## Material for this exercise

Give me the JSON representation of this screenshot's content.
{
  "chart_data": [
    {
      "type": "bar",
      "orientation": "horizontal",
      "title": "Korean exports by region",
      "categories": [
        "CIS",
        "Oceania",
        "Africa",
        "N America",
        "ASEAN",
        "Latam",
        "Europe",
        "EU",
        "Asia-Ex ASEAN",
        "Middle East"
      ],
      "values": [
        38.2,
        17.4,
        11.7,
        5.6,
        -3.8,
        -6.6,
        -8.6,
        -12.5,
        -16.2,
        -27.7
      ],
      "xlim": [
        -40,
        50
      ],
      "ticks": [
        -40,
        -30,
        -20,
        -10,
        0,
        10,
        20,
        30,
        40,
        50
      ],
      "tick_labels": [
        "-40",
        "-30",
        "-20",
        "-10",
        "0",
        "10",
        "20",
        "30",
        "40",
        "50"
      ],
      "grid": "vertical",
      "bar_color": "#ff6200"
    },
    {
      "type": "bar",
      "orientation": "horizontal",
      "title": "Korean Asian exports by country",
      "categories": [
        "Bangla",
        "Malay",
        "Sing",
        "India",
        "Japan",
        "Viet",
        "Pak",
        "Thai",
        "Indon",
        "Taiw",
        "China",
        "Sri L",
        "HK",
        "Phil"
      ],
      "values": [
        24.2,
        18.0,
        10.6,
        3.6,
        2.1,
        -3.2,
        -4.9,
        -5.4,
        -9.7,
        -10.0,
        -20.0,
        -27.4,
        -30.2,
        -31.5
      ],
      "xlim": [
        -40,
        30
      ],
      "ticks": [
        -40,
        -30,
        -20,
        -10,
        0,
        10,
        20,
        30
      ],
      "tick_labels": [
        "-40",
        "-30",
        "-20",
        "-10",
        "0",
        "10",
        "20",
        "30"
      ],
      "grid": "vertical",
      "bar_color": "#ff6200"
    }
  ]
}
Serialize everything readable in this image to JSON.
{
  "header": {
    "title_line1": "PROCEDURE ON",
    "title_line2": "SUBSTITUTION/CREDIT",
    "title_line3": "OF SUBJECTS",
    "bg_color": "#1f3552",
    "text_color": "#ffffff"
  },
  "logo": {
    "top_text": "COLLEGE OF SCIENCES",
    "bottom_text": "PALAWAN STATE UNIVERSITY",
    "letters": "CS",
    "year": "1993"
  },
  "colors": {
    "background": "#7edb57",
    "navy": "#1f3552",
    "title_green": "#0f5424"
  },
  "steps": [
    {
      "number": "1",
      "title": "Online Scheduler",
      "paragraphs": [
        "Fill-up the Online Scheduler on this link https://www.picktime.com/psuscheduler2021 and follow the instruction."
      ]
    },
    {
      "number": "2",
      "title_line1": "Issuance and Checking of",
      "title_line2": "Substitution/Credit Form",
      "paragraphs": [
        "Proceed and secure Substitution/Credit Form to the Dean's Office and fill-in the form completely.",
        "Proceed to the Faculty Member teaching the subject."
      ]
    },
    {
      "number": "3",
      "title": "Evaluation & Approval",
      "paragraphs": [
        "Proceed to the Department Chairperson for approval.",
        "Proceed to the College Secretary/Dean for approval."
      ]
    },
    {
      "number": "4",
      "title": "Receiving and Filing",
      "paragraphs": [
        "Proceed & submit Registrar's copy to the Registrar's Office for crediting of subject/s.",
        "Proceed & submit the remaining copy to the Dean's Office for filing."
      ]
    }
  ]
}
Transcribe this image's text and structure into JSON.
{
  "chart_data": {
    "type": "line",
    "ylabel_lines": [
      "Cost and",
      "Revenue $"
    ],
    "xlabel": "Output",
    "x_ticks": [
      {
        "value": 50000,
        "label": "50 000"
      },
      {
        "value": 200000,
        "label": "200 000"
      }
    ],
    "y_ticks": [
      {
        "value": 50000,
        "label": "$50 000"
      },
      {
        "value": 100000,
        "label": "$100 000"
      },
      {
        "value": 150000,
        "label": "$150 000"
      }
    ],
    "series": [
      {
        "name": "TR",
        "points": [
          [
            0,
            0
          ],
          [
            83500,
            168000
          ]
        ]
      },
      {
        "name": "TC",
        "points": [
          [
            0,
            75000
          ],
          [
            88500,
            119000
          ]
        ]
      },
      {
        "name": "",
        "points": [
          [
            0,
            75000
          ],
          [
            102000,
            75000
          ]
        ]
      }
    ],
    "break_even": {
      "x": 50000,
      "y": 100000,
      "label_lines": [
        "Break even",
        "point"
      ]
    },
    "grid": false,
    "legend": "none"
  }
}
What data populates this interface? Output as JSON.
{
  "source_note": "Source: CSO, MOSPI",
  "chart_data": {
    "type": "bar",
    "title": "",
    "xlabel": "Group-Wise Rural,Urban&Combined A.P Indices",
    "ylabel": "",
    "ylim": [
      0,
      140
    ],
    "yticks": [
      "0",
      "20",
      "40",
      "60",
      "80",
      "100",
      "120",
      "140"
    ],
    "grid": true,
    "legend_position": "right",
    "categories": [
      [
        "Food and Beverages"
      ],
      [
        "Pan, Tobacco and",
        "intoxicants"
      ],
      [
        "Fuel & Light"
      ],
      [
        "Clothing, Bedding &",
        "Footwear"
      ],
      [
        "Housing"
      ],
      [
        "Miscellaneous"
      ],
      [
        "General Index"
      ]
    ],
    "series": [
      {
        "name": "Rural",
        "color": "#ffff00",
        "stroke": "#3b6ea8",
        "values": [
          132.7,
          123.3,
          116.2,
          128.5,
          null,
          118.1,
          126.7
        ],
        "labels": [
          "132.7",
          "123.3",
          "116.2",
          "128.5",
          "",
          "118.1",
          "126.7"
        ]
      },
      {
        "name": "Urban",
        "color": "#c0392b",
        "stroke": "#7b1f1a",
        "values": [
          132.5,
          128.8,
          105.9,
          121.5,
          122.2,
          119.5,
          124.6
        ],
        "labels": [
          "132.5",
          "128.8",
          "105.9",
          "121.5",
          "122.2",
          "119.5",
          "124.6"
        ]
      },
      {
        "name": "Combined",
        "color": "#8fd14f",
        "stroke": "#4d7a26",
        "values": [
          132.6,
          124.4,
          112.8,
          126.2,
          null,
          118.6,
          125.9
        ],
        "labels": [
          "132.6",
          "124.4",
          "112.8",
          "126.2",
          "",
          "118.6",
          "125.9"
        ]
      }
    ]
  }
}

## Your instructions
Identify and list each line with the word "Office".

## Solution
        "Proceed and secure Substitution/Credit Form to the Dean's Office and fill-in the form completely.",
        "Proceed & submit Registrar's copy to the Registrar's Office for crediting of subject/s.",
        "Proceed & submit the remaining copy to the Dean's Office for filing."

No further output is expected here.